Stored entries:
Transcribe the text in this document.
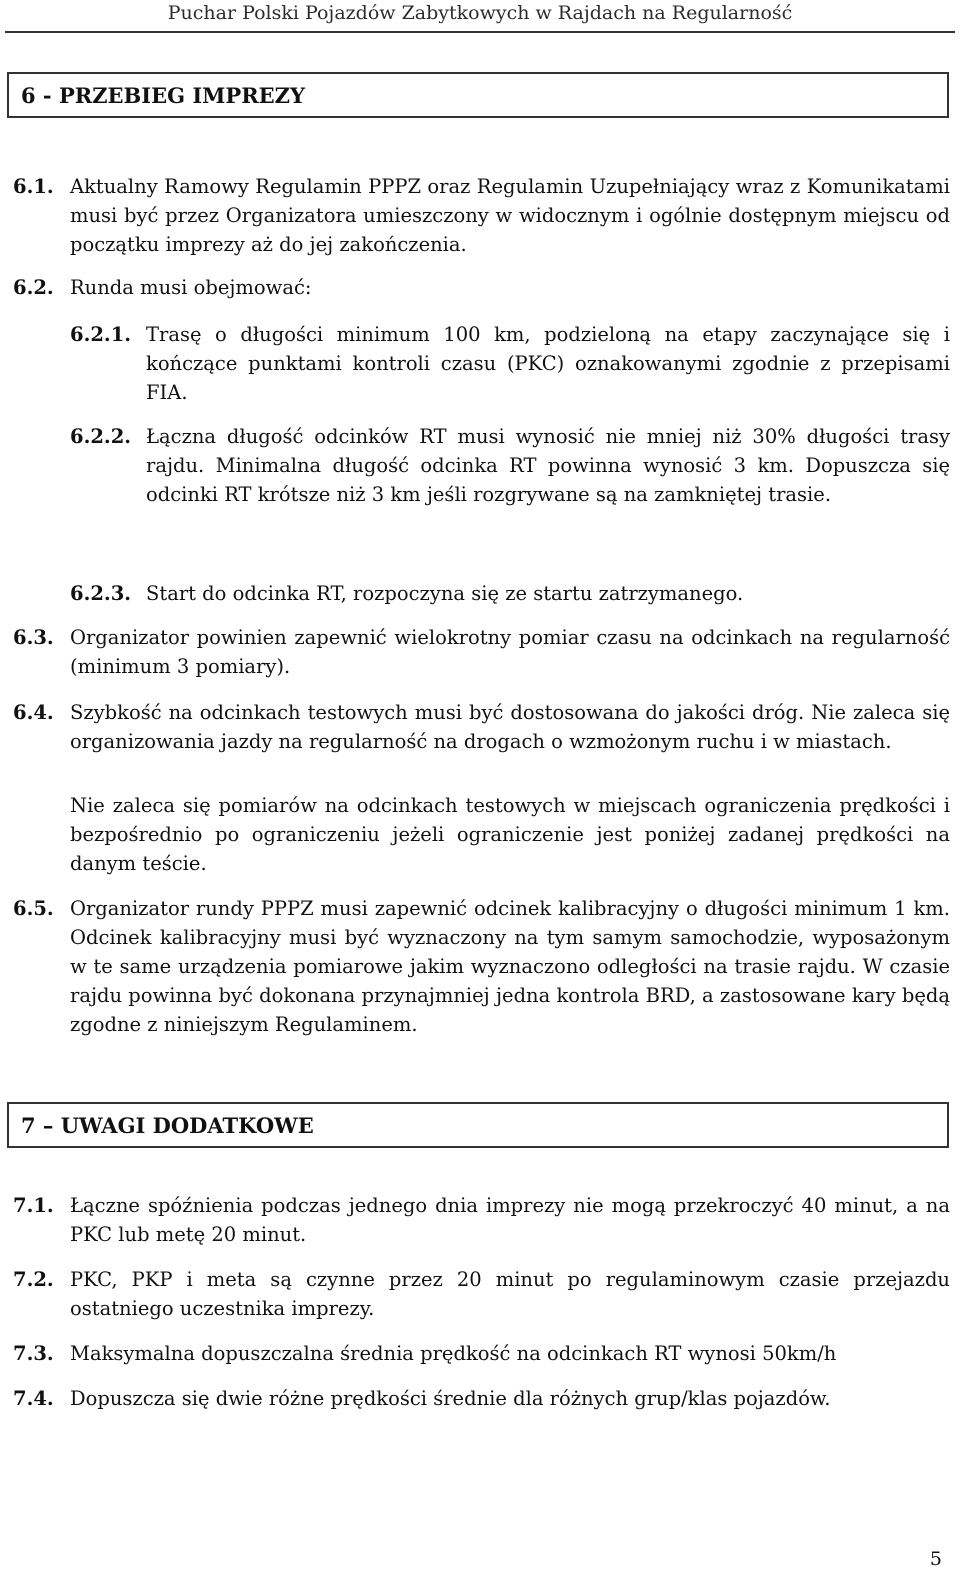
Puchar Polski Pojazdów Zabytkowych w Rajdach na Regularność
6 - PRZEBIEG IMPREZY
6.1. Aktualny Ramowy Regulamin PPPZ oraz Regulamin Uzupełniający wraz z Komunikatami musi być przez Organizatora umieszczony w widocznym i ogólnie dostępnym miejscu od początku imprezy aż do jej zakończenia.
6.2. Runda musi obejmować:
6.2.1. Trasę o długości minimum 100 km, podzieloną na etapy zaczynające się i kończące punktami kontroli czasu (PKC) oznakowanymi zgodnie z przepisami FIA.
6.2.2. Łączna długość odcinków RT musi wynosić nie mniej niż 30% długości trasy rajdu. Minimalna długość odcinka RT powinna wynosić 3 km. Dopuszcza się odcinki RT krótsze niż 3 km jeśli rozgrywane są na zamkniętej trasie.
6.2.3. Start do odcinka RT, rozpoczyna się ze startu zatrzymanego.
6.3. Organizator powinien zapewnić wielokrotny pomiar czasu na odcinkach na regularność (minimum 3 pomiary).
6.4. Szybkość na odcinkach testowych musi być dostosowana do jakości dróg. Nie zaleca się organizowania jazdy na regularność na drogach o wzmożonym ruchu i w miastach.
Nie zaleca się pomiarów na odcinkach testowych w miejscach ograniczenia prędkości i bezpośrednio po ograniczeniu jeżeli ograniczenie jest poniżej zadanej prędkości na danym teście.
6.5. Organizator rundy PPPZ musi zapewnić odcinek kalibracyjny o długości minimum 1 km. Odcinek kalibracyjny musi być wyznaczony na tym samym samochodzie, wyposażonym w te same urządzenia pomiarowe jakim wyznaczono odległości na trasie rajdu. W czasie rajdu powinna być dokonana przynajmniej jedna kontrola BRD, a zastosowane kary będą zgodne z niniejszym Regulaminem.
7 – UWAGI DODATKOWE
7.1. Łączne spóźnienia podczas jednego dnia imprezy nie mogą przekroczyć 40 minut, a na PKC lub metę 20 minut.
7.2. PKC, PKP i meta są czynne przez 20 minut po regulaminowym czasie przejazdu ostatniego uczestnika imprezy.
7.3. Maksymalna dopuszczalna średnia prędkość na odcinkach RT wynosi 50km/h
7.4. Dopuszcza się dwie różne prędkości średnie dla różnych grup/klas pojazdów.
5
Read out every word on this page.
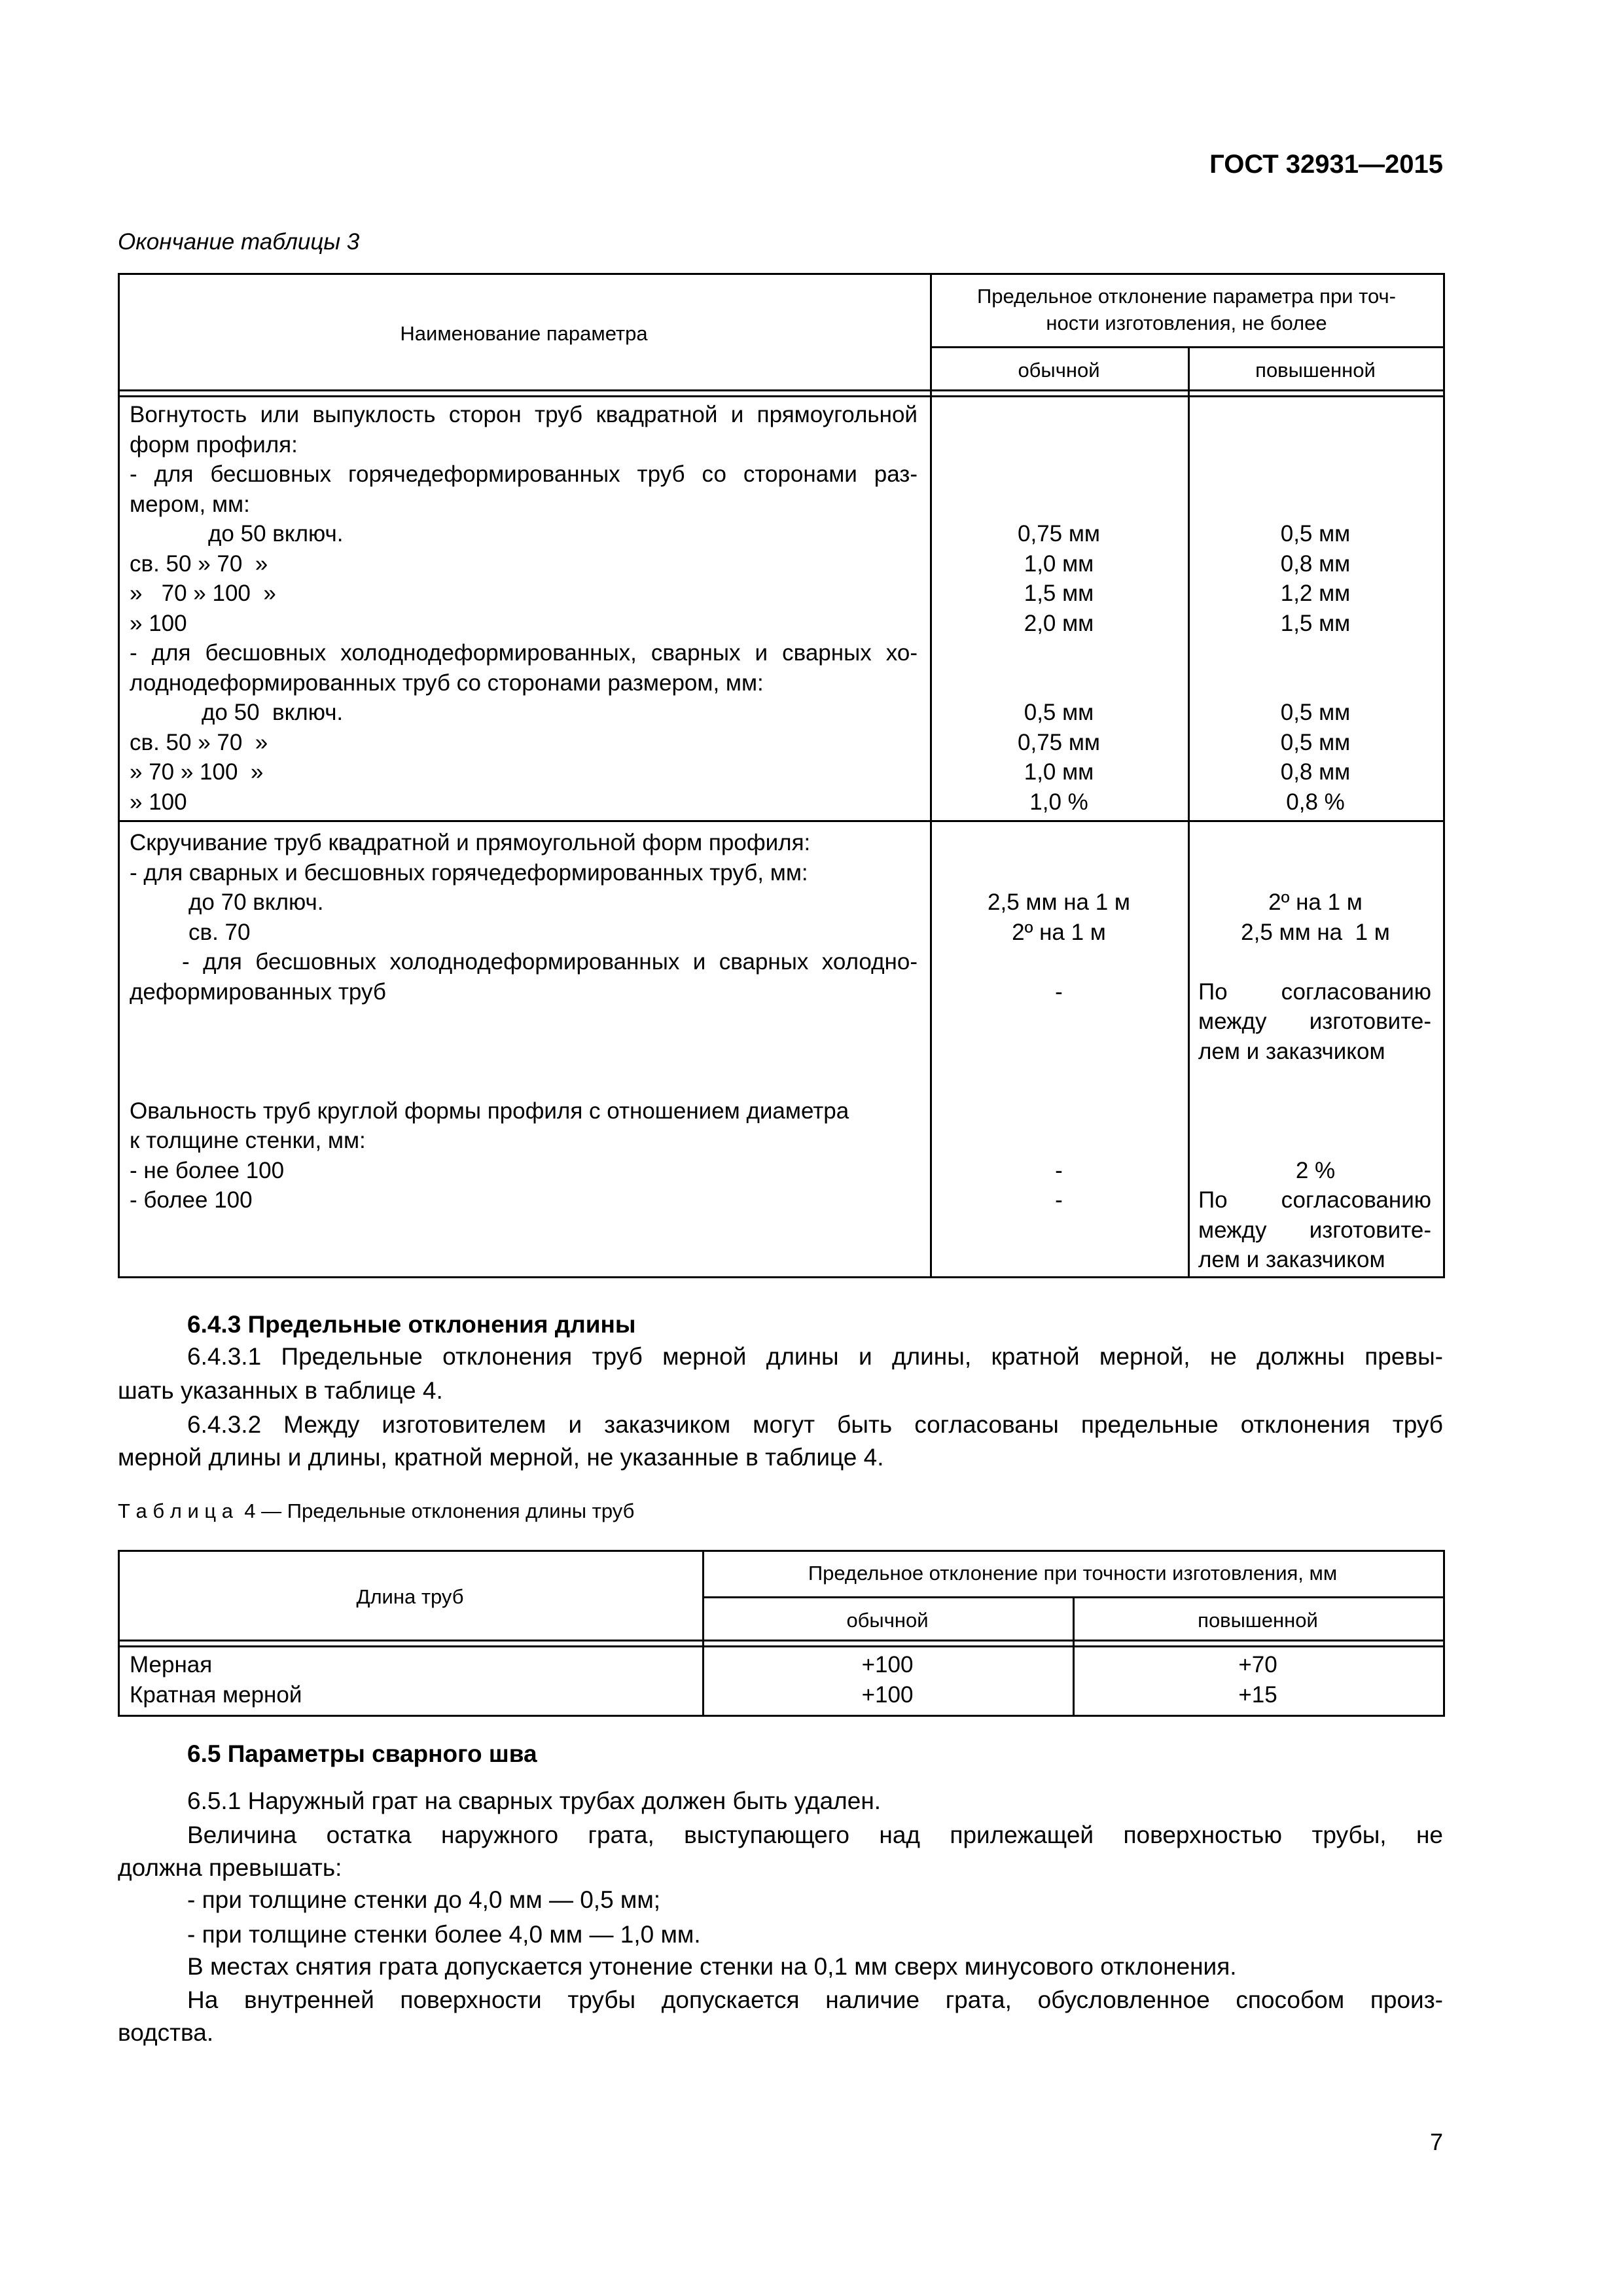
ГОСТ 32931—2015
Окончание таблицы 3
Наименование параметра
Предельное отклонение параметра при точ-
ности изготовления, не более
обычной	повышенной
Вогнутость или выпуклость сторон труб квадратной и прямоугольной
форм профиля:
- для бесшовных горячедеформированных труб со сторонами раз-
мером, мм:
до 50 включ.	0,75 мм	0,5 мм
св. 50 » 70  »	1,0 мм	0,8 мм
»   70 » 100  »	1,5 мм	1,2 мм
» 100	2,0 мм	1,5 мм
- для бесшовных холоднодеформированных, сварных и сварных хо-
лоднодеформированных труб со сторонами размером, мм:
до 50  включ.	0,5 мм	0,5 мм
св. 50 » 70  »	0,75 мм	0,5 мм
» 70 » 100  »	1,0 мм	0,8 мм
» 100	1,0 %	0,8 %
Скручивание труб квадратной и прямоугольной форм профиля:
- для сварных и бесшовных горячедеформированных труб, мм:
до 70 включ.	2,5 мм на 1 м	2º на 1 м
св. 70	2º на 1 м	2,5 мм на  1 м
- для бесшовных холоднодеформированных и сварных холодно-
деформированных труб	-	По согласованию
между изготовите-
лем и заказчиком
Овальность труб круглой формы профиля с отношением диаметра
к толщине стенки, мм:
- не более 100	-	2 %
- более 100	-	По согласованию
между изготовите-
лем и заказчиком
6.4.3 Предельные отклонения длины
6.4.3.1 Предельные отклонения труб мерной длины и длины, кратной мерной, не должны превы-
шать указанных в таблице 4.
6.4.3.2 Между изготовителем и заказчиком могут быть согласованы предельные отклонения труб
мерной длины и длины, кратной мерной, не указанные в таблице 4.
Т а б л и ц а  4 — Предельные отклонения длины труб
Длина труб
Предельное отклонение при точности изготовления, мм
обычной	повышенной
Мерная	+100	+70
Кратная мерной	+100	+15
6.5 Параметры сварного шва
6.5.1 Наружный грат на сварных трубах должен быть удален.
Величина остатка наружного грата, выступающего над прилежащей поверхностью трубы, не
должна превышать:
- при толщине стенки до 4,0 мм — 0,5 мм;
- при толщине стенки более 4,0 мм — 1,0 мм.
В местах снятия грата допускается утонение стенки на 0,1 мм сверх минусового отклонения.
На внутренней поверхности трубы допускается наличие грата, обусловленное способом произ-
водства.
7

Exercise directions —
The records above need to be restated word for word, with the pictures left out.

Answer in full —
Transcribe the text in this document.
Puchar Polski Pojazdów Zabytkowych w Rajdach na Regularność
6 - PRZEBIEG IMPREZY
6.1. Aktualny Ramowy Regulamin PPPZ oraz Regulamin Uzupełniający wraz z Komunikatami musi być przez Organizatora umieszczony w widocznym i ogólnie dostępnym miejscu od początku imprezy aż do jej zakończenia.
6.2. Runda musi obejmować:
6.2.1. Trasę o długości minimum 100 km, podzieloną na etapy zaczynające się i kończące punktami kontroli czasu (PKC) oznakowanymi zgodnie z przepisami FIA.
6.2.2. Łączna długość odcinków RT musi wynosić nie mniej niż 30% długości trasy rajdu. Minimalna długość odcinka RT powinna wynosić 3 km. Dopuszcza się odcinki RT krótsze niż 3 km jeśli rozgrywane są na zamkniętej trasie.
6.2.3. Start do odcinka RT, rozpoczyna się ze startu zatrzymanego.
6.3. Organizator powinien zapewnić wielokrotny pomiar czasu na odcinkach na regularność (minimum 3 pomiary).
6.4. Szybkość na odcinkach testowych musi być dostosowana do jakości dróg. Nie zaleca się organizowania jazdy na regularność na drogach o wzmożonym ruchu i w miastach.
Nie zaleca się pomiarów na odcinkach testowych w miejscach ograniczenia prędkości i bezpośrednio po ograniczeniu jeżeli ograniczenie jest poniżej zadanej prędkości na danym teście.
6.5. Organizator rundy PPPZ musi zapewnić odcinek kalibracyjny o długości minimum 1 km. Odcinek kalibracyjny musi być wyznaczony na tym samym samochodzie, wyposażonym w te same urządzenia pomiarowe jakim wyznaczono odległości na trasie rajdu. W czasie rajdu powinna być dokonana przynajmniej jedna kontrola BRD, a zastosowane kary będą zgodne z niniejszym Regulaminem.
7 – UWAGI DODATKOWE
7.1. Łączne spóźnienia podczas jednego dnia imprezy nie mogą przekroczyć 40 minut, a na PKC lub metę 20 minut.
7.2. PKC, PKP i meta są czynne przez 20 minut po regulaminowym czasie przejazdu ostatniego uczestnika imprezy.
7.3. Maksymalna dopuszczalna średnia prędkość na odcinkach RT wynosi 50km/h
7.4. Dopuszcza się dwie różne prędkości średnie dla różnych grup/klas pojazdów.
5
Read out every word on this page.
ГОСТ 32931—2015
Окончание таблицы 3
Наименование параметра
Предельное отклонение параметра при точ-
ности изготовления, не более
обычной	повышенной
Вогнутость или выпуклость сторон труб квадратной и прямоугольной
форм профиля:
- для бесшовных горячедеформированных труб со сторонами раз-
мером, мм:
до 50 включ.	0,75 мм	0,5 мм
св. 50 » 70  »	1,0 мм	0,8 мм
»   70 » 100  »	1,5 мм	1,2 мм
» 100	2,0 мм	1,5 мм
- для бесшовных холоднодеформированных, сварных и сварных хо-
лоднодеформированных труб со сторонами размером, мм:
до 50  включ.	0,5 мм	0,5 мм
св. 50 » 70  »	0,75 мм	0,5 мм
» 70 » 100  »	1,0 мм	0,8 мм
» 100	1,0 %	0,8 %
Скручивание труб квадратной и прямоугольной форм профиля:
- для сварных и бесшовных горячедеформированных труб, мм:
до 70 включ.	2,5 мм на 1 м	2º на 1 м
св. 70	2º на 1 м	2,5 мм на  1 м
- для бесшовных холоднодеформированных и сварных холодно-
деформированных труб	-	По согласованию
между изготовите-
лем и заказчиком
Овальность труб круглой формы профиля с отношением диаметра
к толщине стенки, мм:
- не более 100	-	2 %
- более 100	-	По согласованию
между изготовите-
лем и заказчиком
6.4.3 Предельные отклонения длины
6.4.3.1 Предельные отклонения труб мерной длины и длины, кратной мерной, не должны превы-
шать указанных в таблице 4.
6.4.3.2 Между изготовителем и заказчиком могут быть согласованы предельные отклонения труб
мерной длины и длины, кратной мерной, не указанные в таблице 4.
Т а б л и ц а  4 — Предельные отклонения длины труб
Длина труб
Предельное отклонение при точности изготовления, мм
обычной	повышенной
Мерная	+100	+70
Кратная мерной	+100	+15
6.5 Параметры сварного шва
6.5.1 Наружный грат на сварных трубах должен быть удален.
Величина остатка наружного грата, выступающего над прилежащей поверхностью трубы, не
должна превышать:
- при толщине стенки до 4,0 мм — 0,5 мм;
- при толщине стенки более 4,0 мм — 1,0 мм.
В местах снятия грата допускается утонение стенки на 0,1 мм сверх минусового отклонения.
На внутренней поверхности трубы допускается наличие грата, обусловленное способом произ-
водства.
7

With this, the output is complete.